• EXERCISE TASK:
Pull every line containing "lobes" from the entries.

• RAW DATA:
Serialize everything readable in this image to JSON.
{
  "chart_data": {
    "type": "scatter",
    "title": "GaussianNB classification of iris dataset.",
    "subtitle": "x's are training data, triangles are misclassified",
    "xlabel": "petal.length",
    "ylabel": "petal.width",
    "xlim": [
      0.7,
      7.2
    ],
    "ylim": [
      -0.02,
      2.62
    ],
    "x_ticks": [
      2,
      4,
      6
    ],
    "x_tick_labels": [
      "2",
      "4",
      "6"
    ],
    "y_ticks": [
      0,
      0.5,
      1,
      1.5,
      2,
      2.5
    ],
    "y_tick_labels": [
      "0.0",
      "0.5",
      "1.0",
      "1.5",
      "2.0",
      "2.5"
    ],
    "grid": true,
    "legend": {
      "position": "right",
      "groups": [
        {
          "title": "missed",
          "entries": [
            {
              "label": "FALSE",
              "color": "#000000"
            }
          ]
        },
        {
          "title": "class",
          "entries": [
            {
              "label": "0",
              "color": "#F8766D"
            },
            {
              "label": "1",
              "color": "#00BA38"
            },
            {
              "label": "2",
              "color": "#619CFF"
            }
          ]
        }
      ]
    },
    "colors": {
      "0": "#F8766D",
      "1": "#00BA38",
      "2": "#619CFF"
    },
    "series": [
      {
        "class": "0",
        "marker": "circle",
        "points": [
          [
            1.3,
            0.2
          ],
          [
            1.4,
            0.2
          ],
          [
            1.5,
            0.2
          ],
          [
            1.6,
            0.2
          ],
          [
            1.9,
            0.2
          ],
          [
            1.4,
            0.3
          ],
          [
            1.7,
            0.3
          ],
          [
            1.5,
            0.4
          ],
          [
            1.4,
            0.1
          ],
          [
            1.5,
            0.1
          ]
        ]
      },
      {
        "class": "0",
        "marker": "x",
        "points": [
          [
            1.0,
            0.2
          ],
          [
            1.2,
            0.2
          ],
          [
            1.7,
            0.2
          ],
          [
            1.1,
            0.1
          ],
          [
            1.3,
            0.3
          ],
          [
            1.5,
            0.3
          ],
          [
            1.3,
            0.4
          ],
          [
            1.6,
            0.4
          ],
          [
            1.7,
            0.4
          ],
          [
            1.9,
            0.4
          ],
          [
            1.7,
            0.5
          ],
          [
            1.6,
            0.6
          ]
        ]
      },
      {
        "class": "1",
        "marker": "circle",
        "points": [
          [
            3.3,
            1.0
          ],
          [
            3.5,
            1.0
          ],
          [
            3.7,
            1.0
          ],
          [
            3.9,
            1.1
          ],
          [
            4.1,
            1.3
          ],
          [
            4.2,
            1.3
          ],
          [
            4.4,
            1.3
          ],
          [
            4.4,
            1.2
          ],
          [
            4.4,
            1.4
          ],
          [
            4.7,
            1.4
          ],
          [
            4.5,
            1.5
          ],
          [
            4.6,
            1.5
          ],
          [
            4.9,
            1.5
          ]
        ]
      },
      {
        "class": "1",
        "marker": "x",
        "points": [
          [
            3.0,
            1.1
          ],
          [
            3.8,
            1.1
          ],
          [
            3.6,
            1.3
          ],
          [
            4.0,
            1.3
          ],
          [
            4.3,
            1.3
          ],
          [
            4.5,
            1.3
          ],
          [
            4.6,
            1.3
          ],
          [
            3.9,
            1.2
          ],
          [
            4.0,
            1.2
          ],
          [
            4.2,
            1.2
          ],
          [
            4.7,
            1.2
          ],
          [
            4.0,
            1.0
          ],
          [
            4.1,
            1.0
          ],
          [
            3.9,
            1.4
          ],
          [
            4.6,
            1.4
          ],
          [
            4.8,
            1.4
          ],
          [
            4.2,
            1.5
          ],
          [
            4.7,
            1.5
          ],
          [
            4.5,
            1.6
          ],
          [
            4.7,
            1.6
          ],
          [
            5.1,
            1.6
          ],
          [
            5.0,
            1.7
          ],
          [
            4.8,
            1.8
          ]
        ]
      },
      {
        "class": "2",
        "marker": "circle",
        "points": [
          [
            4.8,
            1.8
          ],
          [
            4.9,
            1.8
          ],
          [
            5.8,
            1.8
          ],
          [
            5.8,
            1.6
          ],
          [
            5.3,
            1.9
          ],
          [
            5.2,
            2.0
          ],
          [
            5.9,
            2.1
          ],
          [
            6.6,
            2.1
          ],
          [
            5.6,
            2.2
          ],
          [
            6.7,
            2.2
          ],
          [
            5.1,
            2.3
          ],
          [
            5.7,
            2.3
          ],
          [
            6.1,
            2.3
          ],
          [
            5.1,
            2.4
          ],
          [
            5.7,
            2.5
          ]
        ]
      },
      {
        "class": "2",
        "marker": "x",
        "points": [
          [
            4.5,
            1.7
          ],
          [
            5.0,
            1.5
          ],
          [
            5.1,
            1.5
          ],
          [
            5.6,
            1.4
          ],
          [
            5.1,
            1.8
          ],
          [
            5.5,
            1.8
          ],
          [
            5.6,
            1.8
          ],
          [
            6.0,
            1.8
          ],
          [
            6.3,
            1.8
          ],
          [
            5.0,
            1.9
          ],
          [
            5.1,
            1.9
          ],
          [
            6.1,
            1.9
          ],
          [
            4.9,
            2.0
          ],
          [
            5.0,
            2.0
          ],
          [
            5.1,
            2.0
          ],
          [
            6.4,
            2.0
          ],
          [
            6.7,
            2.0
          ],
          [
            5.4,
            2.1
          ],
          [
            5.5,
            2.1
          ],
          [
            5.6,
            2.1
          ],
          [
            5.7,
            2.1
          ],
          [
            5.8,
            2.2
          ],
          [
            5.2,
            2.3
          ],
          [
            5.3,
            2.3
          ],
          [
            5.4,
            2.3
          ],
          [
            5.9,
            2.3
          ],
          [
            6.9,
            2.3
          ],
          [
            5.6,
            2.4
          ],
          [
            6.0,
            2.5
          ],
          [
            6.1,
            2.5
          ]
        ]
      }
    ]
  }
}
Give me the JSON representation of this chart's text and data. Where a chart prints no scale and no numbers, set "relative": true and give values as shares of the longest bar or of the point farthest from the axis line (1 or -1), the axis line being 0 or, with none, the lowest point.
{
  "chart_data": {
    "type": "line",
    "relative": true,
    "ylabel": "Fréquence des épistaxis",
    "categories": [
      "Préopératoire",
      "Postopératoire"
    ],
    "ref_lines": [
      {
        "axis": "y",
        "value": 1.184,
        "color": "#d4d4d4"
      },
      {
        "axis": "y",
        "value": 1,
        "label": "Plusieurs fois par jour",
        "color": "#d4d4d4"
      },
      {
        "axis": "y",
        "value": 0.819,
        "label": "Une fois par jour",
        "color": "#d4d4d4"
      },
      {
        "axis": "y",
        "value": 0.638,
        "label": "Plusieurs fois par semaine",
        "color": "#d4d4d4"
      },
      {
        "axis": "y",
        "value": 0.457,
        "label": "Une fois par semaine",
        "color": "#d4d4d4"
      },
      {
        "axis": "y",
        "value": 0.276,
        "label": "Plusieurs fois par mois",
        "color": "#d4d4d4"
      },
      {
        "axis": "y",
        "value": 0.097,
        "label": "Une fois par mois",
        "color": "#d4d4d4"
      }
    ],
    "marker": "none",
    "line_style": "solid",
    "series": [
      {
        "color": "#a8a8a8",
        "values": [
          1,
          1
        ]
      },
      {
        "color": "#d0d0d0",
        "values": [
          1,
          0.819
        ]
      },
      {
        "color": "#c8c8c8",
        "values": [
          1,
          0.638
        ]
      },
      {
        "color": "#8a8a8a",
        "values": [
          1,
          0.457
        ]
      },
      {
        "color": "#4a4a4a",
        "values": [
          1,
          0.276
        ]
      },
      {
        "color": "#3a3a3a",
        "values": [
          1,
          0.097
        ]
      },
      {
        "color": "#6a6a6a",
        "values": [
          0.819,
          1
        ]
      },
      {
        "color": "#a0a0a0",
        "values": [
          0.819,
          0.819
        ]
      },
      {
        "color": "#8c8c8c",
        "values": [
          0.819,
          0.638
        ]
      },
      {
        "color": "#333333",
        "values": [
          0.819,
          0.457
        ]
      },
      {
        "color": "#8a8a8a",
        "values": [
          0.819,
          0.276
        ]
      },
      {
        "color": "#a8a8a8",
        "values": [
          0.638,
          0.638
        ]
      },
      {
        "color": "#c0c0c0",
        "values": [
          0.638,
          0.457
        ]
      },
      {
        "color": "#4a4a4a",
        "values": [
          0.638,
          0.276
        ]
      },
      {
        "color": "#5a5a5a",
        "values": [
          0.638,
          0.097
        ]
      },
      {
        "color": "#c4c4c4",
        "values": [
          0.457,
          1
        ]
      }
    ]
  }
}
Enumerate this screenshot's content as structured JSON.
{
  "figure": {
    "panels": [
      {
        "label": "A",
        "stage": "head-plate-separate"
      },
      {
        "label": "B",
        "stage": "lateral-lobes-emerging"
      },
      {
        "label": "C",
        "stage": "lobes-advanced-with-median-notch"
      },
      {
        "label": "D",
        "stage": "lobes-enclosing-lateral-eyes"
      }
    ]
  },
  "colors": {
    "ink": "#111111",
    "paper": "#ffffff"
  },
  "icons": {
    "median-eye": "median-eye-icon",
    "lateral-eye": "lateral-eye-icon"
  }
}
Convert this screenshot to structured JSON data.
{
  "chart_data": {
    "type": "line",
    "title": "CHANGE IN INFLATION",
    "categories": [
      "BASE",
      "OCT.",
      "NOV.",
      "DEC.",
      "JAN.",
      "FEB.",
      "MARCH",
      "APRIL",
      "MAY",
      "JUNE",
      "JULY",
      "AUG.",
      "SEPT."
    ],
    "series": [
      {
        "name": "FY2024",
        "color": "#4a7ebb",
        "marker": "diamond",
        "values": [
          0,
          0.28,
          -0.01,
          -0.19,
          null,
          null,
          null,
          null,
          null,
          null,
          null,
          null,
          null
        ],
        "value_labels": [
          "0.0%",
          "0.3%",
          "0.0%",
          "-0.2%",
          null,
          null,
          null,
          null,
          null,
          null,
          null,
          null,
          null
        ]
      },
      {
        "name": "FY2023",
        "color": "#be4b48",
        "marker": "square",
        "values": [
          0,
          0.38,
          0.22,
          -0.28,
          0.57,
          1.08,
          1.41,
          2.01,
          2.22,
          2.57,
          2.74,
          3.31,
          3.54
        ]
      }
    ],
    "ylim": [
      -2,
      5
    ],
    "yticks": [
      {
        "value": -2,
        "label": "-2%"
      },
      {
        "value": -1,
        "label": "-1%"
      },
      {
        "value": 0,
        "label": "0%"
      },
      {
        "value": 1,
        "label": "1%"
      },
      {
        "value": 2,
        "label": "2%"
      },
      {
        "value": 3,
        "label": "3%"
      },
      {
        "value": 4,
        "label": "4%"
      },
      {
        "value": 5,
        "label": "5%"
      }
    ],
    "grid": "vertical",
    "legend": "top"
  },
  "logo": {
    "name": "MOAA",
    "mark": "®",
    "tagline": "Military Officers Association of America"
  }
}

• OUTPUT FOR THIS TASK:
        "stage": "lateral-lobes-emerging"
        "stage": "lobes-advanced-with-median-notch"
        "stage": "lobes-enclosing-lateral-eyes"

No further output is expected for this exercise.